Stored records:
────────────────────────────────────────

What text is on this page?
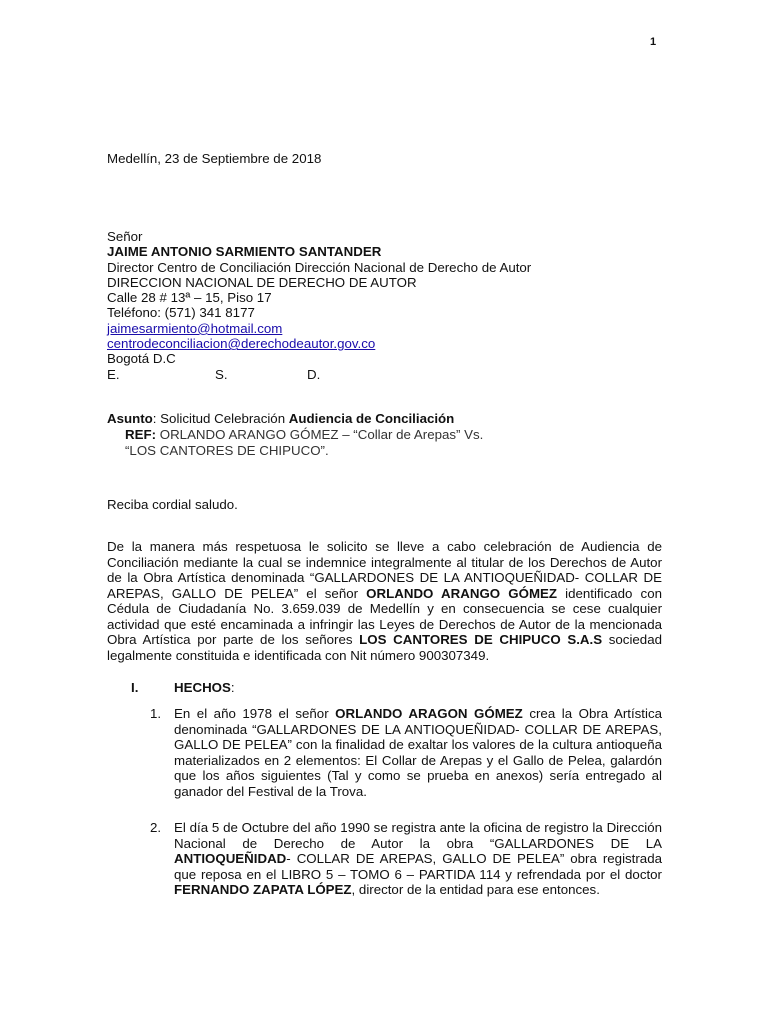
1
Medellín, 23 de Septiembre de 2018
Señor
JAIME ANTONIO SARMIENTO SANTANDER
Director Centro de Conciliación Dirección Nacional de Derecho de Autor
DIRECCION NACIONAL DE DERECHO DE AUTOR
Calle 28 # 13ª – 15, Piso 17
Teléfono: (571) 341 8177
jaimesarmiento@hotmail.com
centrodeconciliacion@derechodeautor.gov.co
Bogotá D.C
E.	S.	D.
Asunto: Solicitud Celebración Audiencia de Conciliación
REF: ORLANDO ARANGO GÓMEZ – “Collar de Arepas” Vs.
“LOS CANTORES DE CHIPUCO”.
Reciba cordial saludo.
De la manera más respetuosa le solicito se lleve a cabo celebración de Audiencia de Conciliación mediante la cual se indemnice integralmente al titular de los Derechos de Autor de la Obra Artística denominada “GALLARDONES DE LA ANTIOQUEÑIDAD- COLLAR DE AREPAS, GALLO DE PELEA” el señor ORLANDO ARANGO GÓMEZ identificado con Cédula de Ciudadanía No. 3.659.039 de Medellín y en consecuencia se cese cualquier actividad que esté encaminada a infringir las Leyes de Derechos de Autor de la mencionada Obra Artística por parte de los señores LOS CANTORES DE CHIPUCO S.A.S sociedad legalmente constituida e identificada con Nit número 900307349.
I.	HECHOS:
1. En el año 1978 el señor ORLANDO ARAGON GÓMEZ crea la Obra Artística denominada “GALLARDONES DE LA ANTIOQUEÑIDAD- COLLAR DE AREPAS, GALLO DE PELEA” con la finalidad de exaltar los valores de la cultura antioqueña materializados en 2 elementos: El Collar de Arepas y el Gallo de Pelea, galardón que los años siguientes (Tal y como se prueba en anexos) sería entregado al ganador del Festival de la Trova.
2. El día 5 de Octubre del año 1990 se registra ante la oficina de registro la Dirección Nacional de Derecho de Autor la obra “GALLARDONES DE LA ANTIOQUEÑIDAD- COLLAR DE AREPAS, GALLO DE PELEA” obra registrada que reposa en el LIBRO 5 – TOMO 6 – PARTIDA 114 y refrendada por el doctor FERNANDO ZAPATA LÓPEZ, director de la entidad para ese entonces.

────────────────────────────────────────

Description of the task:
Write out every entry again word for word, without any of the pictures.

Response:
What text is on this page?
1
Medellín, 23 de Septiembre de 2018
Señor
JAIME ANTONIO SARMIENTO SANTANDER
Director Centro de Conciliación Dirección Nacional de Derecho de Autor
DIRECCION NACIONAL DE DERECHO DE AUTOR
Calle 28 # 13ª – 15, Piso 17
Teléfono: (571) 341 8177
jaimesarmiento@hotmail.com
centrodeconciliacion@derechodeautor.gov.co
Bogotá D.C
E.	S.	D.
Asunto: Solicitud Celebración Audiencia de Conciliación
REF: ORLANDO ARANGO GÓMEZ – “Collar de Arepas” Vs.
“LOS CANTORES DE CHIPUCO”.
Reciba cordial saludo.
De la manera más respetuosa le solicito se lleve a cabo celebración de Audiencia de Conciliación mediante la cual se indemnice integralmente al titular de los Derechos de Autor de la Obra Artística denominada “GALLARDONES DE LA ANTIOQUEÑIDAD- COLLAR DE AREPAS, GALLO DE PELEA” el señor ORLANDO ARANGO GÓMEZ identificado con Cédula de Ciudadanía No. 3.659.039 de Medellín y en consecuencia se cese cualquier actividad que esté encaminada a infringir las Leyes de Derechos de Autor de la mencionada Obra Artística por parte de los señores LOS CANTORES DE CHIPUCO S.A.S sociedad legalmente constituida e identificada con Nit número 900307349.
I.	HECHOS:
1. En el año 1978 el señor ORLANDO ARAGON GÓMEZ crea la Obra Artística denominada “GALLARDONES DE LA ANTIOQUEÑIDAD- COLLAR DE AREPAS, GALLO DE PELEA” con la finalidad de exaltar los valores de la cultura antioqueña materializados en 2 elementos: El Collar de Arepas y el Gallo de Pelea, galardón que los años siguientes (Tal y como se prueba en anexos) sería entregado al ganador del Festival de la Trova.
2. El día 5 de Octubre del año 1990 se registra ante la oficina de registro la Dirección Nacional de Derecho de Autor la obra “GALLARDONES DE LA ANTIOQUEÑIDAD- COLLAR DE AREPAS, GALLO DE PELEA” obra registrada que reposa en el LIBRO 5 – TOMO 6 – PARTIDA 114 y refrendada por el doctor FERNANDO ZAPATA LÓPEZ, director de la entidad para ese entonces.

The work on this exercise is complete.